begin Supplied information

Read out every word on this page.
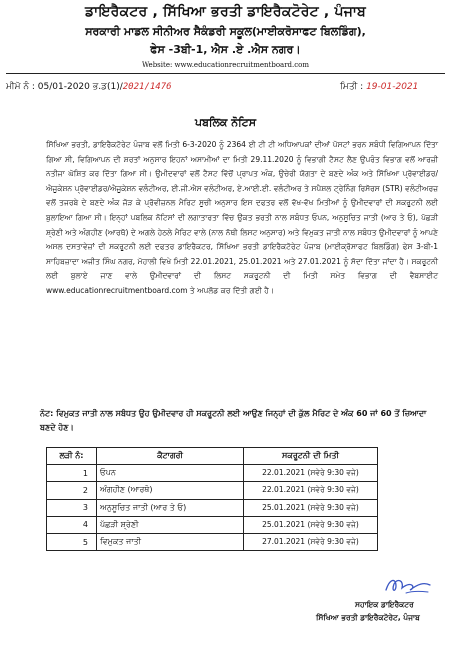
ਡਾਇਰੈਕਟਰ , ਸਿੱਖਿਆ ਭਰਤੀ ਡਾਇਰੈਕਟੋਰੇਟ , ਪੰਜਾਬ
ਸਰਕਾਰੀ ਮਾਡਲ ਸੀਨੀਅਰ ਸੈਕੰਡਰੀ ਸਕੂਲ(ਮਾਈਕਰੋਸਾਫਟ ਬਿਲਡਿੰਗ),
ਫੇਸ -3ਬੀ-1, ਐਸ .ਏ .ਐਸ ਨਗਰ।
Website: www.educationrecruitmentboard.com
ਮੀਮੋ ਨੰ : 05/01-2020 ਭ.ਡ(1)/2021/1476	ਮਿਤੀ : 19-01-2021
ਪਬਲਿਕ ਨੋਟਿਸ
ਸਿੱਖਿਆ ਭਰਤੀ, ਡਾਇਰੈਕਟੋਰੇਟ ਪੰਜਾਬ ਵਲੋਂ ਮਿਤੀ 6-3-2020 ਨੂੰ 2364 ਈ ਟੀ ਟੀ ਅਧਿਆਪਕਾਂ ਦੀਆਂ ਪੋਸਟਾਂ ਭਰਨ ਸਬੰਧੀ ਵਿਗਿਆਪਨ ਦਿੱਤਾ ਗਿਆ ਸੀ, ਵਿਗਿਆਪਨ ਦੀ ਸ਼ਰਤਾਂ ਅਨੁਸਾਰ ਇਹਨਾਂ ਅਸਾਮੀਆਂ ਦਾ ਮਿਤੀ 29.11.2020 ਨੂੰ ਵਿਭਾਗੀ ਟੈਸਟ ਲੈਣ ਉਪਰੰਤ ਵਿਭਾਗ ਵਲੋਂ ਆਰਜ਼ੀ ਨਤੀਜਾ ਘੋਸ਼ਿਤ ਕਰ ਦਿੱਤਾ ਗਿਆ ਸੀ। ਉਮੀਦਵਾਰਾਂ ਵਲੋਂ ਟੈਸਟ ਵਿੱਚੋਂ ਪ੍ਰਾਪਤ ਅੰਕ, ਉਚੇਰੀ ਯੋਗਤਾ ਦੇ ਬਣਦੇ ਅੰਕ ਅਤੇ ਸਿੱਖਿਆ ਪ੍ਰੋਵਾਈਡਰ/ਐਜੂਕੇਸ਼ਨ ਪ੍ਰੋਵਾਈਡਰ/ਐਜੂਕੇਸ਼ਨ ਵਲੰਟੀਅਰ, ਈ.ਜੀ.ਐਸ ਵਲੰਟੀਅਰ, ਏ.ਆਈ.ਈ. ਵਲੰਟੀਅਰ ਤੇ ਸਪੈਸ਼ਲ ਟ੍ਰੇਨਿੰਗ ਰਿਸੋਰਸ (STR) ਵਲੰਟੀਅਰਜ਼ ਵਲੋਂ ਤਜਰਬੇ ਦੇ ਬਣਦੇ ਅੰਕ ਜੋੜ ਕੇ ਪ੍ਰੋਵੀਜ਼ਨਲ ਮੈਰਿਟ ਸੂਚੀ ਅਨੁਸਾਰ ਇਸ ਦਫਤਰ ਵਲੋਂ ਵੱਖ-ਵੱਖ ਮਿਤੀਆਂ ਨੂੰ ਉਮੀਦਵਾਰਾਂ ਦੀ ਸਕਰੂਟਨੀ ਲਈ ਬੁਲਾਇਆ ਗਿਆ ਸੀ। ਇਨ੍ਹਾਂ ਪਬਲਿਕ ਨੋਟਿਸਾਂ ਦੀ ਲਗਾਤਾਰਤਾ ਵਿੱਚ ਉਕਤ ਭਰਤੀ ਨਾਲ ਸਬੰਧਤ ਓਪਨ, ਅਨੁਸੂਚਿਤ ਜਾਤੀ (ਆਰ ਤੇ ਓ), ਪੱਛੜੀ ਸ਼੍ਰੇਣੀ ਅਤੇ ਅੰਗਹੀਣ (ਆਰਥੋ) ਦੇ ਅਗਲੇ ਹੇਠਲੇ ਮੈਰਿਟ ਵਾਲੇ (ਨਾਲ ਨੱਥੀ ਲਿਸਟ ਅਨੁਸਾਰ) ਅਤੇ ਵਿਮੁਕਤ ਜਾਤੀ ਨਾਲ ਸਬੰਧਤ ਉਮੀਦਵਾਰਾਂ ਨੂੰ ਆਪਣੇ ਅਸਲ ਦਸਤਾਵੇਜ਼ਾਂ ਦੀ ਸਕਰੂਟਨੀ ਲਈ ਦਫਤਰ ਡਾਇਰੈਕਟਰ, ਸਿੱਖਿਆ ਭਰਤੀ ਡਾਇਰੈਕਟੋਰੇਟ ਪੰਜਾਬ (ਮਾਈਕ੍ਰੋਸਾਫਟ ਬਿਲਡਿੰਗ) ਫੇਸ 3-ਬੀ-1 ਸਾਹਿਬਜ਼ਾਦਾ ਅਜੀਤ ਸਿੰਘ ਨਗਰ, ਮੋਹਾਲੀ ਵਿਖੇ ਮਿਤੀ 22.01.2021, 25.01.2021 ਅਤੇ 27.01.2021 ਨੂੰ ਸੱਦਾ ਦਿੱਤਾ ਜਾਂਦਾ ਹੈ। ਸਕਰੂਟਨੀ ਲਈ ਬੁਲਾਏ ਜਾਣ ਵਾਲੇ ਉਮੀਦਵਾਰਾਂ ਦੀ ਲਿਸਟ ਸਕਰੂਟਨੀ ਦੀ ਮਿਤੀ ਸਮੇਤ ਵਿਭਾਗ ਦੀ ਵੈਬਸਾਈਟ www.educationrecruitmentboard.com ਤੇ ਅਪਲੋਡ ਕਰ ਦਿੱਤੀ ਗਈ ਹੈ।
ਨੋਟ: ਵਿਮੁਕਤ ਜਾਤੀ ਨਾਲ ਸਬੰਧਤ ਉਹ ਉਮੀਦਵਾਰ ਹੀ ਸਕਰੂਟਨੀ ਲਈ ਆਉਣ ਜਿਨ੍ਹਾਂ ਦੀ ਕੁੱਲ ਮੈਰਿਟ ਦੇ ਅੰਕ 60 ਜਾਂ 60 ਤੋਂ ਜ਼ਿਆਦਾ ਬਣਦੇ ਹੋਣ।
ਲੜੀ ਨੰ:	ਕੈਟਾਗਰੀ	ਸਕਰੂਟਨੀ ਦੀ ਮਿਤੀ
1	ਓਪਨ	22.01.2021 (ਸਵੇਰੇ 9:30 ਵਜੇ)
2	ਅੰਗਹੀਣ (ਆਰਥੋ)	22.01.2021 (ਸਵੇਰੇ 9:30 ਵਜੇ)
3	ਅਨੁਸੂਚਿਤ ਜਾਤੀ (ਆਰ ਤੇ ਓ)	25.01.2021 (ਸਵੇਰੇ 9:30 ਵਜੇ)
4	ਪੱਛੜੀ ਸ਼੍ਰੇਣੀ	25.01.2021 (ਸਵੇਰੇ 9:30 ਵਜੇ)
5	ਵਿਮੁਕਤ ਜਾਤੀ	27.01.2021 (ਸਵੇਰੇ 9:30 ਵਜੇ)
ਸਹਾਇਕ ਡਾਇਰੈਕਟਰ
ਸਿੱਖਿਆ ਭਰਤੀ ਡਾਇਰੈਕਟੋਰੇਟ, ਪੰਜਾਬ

end Supplied information

> _Your instructions_
Without the pictures, retype the whole of the material above exactly.

> _Exercise solution_
Read out every word on this page.
ਡਾਇਰੈਕਟਰ , ਸਿੱਖਿਆ ਭਰਤੀ ਡਾਇਰੈਕਟੋਰੇਟ , ਪੰਜਾਬ
ਸਰਕਾਰੀ ਮਾਡਲ ਸੀਨੀਅਰ ਸੈਕੰਡਰੀ ਸਕੂਲ(ਮਾਈਕਰੋਸਾਫਟ ਬਿਲਡਿੰਗ),
ਫੇਸ -3ਬੀ-1, ਐਸ .ਏ .ਐਸ ਨਗਰ।
Website: www.educationrecruitmentboard.com
ਮੀਮੋ ਨੰ : 05/01-2020 ਭ.ਡ(1)/2021/1476	ਮਿਤੀ : 19-01-2021
ਪਬਲਿਕ ਨੋਟਿਸ
ਸਿੱਖਿਆ ਭਰਤੀ, ਡਾਇਰੈਕਟੋਰੇਟ ਪੰਜਾਬ ਵਲੋਂ ਮਿਤੀ 6-3-2020 ਨੂੰ 2364 ਈ ਟੀ ਟੀ ਅਧਿਆਪਕਾਂ ਦੀਆਂ ਪੋਸਟਾਂ ਭਰਨ ਸਬੰਧੀ ਵਿਗਿਆਪਨ ਦਿੱਤਾ ਗਿਆ ਸੀ, ਵਿਗਿਆਪਨ ਦੀ ਸ਼ਰਤਾਂ ਅਨੁਸਾਰ ਇਹਨਾਂ ਅਸਾਮੀਆਂ ਦਾ ਮਿਤੀ 29.11.2020 ਨੂੰ ਵਿਭਾਗੀ ਟੈਸਟ ਲੈਣ ਉਪਰੰਤ ਵਿਭਾਗ ਵਲੋਂ ਆਰਜ਼ੀ ਨਤੀਜਾ ਘੋਸ਼ਿਤ ਕਰ ਦਿੱਤਾ ਗਿਆ ਸੀ। ਉਮੀਦਵਾਰਾਂ ਵਲੋਂ ਟੈਸਟ ਵਿੱਚੋਂ ਪ੍ਰਾਪਤ ਅੰਕ, ਉਚੇਰੀ ਯੋਗਤਾ ਦੇ ਬਣਦੇ ਅੰਕ ਅਤੇ ਸਿੱਖਿਆ ਪ੍ਰੋਵਾਈਡਰ/ਐਜੂਕੇਸ਼ਨ ਪ੍ਰੋਵਾਈਡਰ/ਐਜੂਕੇਸ਼ਨ ਵਲੰਟੀਅਰ, ਈ.ਜੀ.ਐਸ ਵਲੰਟੀਅਰ, ਏ.ਆਈ.ਈ. ਵਲੰਟੀਅਰ ਤੇ ਸਪੈਸ਼ਲ ਟ੍ਰੇਨਿੰਗ ਰਿਸੋਰਸ (STR) ਵਲੰਟੀਅਰਜ਼ ਵਲੋਂ ਤਜਰਬੇ ਦੇ ਬਣਦੇ ਅੰਕ ਜੋੜ ਕੇ ਪ੍ਰੋਵੀਜ਼ਨਲ ਮੈਰਿਟ ਸੂਚੀ ਅਨੁਸਾਰ ਇਸ ਦਫਤਰ ਵਲੋਂ ਵੱਖ-ਵੱਖ ਮਿਤੀਆਂ ਨੂੰ ਉਮੀਦਵਾਰਾਂ ਦੀ ਸਕਰੂਟਨੀ ਲਈ ਬੁਲਾਇਆ ਗਿਆ ਸੀ। ਇਨ੍ਹਾਂ ਪਬਲਿਕ ਨੋਟਿਸਾਂ ਦੀ ਲਗਾਤਾਰਤਾ ਵਿੱਚ ਉਕਤ ਭਰਤੀ ਨਾਲ ਸਬੰਧਤ ਓਪਨ, ਅਨੁਸੂਚਿਤ ਜਾਤੀ (ਆਰ ਤੇ ਓ), ਪੱਛੜੀ ਸ਼੍ਰੇਣੀ ਅਤੇ ਅੰਗਹੀਣ (ਆਰਥੋ) ਦੇ ਅਗਲੇ ਹੇਠਲੇ ਮੈਰਿਟ ਵਾਲੇ (ਨਾਲ ਨੱਥੀ ਲਿਸਟ ਅਨੁਸਾਰ) ਅਤੇ ਵਿਮੁਕਤ ਜਾਤੀ ਨਾਲ ਸਬੰਧਤ ਉਮੀਦਵਾਰਾਂ ਨੂੰ ਆਪਣੇ ਅਸਲ ਦਸਤਾਵੇਜ਼ਾਂ ਦੀ ਸਕਰੂਟਨੀ ਲਈ ਦਫਤਰ ਡਾਇਰੈਕਟਰ, ਸਿੱਖਿਆ ਭਰਤੀ ਡਾਇਰੈਕਟੋਰੇਟ ਪੰਜਾਬ (ਮਾਈਕ੍ਰੋਸਾਫਟ ਬਿਲਡਿੰਗ) ਫੇਸ 3-ਬੀ-1 ਸਾਹਿਬਜ਼ਾਦਾ ਅਜੀਤ ਸਿੰਘ ਨਗਰ, ਮੋਹਾਲੀ ਵਿਖੇ ਮਿਤੀ 22.01.2021, 25.01.2021 ਅਤੇ 27.01.2021 ਨੂੰ ਸੱਦਾ ਦਿੱਤਾ ਜਾਂਦਾ ਹੈ। ਸਕਰੂਟਨੀ ਲਈ ਬੁਲਾਏ ਜਾਣ ਵਾਲੇ ਉਮੀਦਵਾਰਾਂ ਦੀ ਲਿਸਟ ਸਕਰੂਟਨੀ ਦੀ ਮਿਤੀ ਸਮੇਤ ਵਿਭਾਗ ਦੀ ਵੈਬਸਾਈਟ www.educationrecruitmentboard.com ਤੇ ਅਪਲੋਡ ਕਰ ਦਿੱਤੀ ਗਈ ਹੈ।
ਨੋਟ: ਵਿਮੁਕਤ ਜਾਤੀ ਨਾਲ ਸਬੰਧਤ ਉਹ ਉਮੀਦਵਾਰ ਹੀ ਸਕਰੂਟਨੀ ਲਈ ਆਉਣ ਜਿਨ੍ਹਾਂ ਦੀ ਕੁੱਲ ਮੈਰਿਟ ਦੇ ਅੰਕ 60 ਜਾਂ 60 ਤੋਂ ਜ਼ਿਆਦਾ ਬਣਦੇ ਹੋਣ।
ਲੜੀ ਨੰ:	ਕੈਟਾਗਰੀ	ਸਕਰੂਟਨੀ ਦੀ ਮਿਤੀ
1	ਓਪਨ	22.01.2021 (ਸਵੇਰੇ 9:30 ਵਜੇ)
2	ਅੰਗਹੀਣ (ਆਰਥੋ)	22.01.2021 (ਸਵੇਰੇ 9:30 ਵਜੇ)
3	ਅਨੁਸੂਚਿਤ ਜਾਤੀ (ਆਰ ਤੇ ਓ)	25.01.2021 (ਸਵੇਰੇ 9:30 ਵਜੇ)
4	ਪੱਛੜੀ ਸ਼੍ਰੇਣੀ	25.01.2021 (ਸਵੇਰੇ 9:30 ਵਜੇ)
5	ਵਿਮੁਕਤ ਜਾਤੀ	27.01.2021 (ਸਵੇਰੇ 9:30 ਵਜੇ)
ਸਹਾਇਕ ਡਾਇਰੈਕਟਰ
ਸਿੱਖਿਆ ਭਰਤੀ ਡਾਇਰੈਕਟੋਰੇਟ, ਪੰਜਾਬ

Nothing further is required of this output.